> [Provided passage]
....................

Rivière, 32, hails from Roanne, south-east France, where his parents used to supply the renowned Troisgros restaurant with vegetables. Although he came to Cambodia to train cooks, he switched roles to cook at the Hotel de la Paix. During this time he met Carole Salmon from Brittany, then the director of the local French Cultural Centre. (Photo of Johannès and Carole by Jessica Lim.)

They married and earlier this year embarked on two time-consuming adventures: as parents of a baby son and as proprietors of their own restaurant, Cuisine Wat Damnak. 'We took it as a lucky omen that our son decided to sleep through for the first time straight after our opening night', Carole explained with a smile.

Their restaurant takes its name from a temple located 500 metres away and is no more than a five-minute tuk-tuk ride from the town centre. Its physical charms emanate from the fact that it was formerly a private home which now provides three distinct eating areas: outdoor seating in the garden; upstairs for those who enjoy eating while sitting on the floor; and a much cooler ground floor where a vase of unopened lotus flowers stands by the door.

An understated elegance underpinned our three hours at Cuisine Wat Damnak. The most obvious manifestation of this were the paper place mats and menu which bear a rice pattern, and Cambodian rice is particularly good; a turmeric margarita and a pomelo and fresh ginger martini that got the evening off to great start; and two menus, one four course at US$17 and the other US24 for five courses, under the heading Cambodian cuisine but each demonstrating top-quality French classic technique.

....................

> [Dataset entries]
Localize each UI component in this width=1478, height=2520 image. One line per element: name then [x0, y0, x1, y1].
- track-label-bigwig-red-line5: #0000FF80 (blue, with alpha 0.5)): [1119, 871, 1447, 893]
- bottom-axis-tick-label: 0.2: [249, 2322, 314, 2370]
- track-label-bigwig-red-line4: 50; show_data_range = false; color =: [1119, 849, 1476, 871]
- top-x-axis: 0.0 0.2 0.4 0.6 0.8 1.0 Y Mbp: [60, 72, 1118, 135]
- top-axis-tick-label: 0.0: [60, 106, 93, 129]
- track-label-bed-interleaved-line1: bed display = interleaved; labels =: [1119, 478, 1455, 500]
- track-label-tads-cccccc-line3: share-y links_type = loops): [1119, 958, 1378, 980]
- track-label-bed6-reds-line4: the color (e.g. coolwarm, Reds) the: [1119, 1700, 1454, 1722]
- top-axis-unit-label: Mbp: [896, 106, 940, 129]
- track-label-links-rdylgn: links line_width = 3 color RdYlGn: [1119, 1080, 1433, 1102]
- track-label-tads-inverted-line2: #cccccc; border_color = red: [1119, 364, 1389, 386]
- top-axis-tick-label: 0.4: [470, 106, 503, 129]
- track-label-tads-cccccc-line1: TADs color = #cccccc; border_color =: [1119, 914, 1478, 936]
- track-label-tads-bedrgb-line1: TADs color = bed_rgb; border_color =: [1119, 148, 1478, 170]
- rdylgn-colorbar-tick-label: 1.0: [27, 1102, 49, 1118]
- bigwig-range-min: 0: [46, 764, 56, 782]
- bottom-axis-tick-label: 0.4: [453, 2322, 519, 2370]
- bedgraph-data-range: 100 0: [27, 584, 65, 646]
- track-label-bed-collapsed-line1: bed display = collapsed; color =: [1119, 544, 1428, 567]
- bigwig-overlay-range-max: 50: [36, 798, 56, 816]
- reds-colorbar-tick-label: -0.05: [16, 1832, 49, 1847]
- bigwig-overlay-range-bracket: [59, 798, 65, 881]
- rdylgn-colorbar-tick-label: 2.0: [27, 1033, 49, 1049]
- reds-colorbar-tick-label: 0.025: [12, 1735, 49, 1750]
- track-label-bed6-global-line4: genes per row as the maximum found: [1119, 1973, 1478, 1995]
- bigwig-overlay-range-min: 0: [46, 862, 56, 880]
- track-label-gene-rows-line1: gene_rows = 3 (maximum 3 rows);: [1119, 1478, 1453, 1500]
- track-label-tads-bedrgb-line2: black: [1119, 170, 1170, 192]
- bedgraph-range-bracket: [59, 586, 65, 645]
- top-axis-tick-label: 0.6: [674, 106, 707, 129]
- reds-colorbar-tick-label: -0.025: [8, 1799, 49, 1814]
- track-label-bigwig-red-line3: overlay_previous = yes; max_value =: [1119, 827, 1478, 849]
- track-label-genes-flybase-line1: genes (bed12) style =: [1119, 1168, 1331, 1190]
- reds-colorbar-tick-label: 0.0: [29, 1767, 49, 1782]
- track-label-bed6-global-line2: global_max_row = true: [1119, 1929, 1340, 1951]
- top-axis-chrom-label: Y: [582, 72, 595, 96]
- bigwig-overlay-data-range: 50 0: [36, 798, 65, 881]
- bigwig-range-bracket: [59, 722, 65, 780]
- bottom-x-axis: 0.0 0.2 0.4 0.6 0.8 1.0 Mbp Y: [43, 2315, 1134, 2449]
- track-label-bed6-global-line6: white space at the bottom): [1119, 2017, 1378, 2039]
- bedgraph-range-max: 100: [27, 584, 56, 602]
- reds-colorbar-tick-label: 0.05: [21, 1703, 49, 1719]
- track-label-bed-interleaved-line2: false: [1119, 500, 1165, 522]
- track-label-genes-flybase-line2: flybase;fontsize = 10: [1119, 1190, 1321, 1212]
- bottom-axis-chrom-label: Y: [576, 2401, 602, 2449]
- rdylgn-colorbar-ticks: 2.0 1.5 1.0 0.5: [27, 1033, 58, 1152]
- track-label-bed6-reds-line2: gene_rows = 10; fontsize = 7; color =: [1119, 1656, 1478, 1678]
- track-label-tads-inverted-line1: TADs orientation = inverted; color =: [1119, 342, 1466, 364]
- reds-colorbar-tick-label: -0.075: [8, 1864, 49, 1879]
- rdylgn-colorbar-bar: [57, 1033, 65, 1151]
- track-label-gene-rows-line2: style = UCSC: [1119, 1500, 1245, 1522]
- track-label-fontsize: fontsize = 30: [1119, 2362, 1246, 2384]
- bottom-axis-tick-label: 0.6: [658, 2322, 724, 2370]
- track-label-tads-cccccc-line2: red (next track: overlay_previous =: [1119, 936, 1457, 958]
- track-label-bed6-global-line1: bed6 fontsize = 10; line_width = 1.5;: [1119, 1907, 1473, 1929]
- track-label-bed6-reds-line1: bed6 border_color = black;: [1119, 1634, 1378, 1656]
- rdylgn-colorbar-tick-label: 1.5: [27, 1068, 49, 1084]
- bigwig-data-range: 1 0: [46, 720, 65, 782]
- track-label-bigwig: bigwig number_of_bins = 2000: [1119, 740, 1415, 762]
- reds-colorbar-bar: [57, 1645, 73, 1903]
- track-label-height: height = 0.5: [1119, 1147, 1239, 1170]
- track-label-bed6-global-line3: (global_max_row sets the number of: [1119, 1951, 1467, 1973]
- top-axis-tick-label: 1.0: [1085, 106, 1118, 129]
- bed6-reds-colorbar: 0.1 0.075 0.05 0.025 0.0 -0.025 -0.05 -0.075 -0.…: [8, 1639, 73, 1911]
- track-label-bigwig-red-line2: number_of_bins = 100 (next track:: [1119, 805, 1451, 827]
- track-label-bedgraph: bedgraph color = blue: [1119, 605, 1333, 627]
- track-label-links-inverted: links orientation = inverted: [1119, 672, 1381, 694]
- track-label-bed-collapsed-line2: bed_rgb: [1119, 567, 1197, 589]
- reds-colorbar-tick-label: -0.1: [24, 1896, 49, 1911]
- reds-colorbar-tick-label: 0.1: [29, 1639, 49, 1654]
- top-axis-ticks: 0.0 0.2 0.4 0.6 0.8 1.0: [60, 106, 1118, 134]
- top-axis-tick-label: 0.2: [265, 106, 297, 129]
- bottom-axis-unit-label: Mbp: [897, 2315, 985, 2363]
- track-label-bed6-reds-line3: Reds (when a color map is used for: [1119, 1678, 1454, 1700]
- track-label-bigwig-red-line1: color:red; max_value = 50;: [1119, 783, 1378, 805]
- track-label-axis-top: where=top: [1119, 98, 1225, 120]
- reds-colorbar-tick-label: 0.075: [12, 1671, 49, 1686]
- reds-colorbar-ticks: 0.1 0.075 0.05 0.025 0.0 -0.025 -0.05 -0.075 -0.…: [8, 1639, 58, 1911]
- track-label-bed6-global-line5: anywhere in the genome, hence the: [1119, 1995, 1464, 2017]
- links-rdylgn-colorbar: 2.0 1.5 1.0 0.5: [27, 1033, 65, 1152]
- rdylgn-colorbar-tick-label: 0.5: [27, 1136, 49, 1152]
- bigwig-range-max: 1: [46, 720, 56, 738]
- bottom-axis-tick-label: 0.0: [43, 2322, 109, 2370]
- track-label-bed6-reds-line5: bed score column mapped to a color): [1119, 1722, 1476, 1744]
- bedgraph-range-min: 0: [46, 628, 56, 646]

....................

> [Exercise goal]
Copy from the restaurant article the text between "Rivière, 32, hails" and "by Jessica Lim.)", inclusive. The records are separate material and have nothing to do with the restaurant article.

> [Exercise result]
Rivière, 32, hails from Roanne, south-east France, where his parents used to supply the renowned Troisgros restaurant with vegetables. Although he came to Cambodia to train cooks, he switched roles to cook at the Hotel de la Paix. During this time he met Carole Salmon from Brittany, then the director of the local French Cultural Centre. (Photo of Johannès and Carole by Jessica Lim.)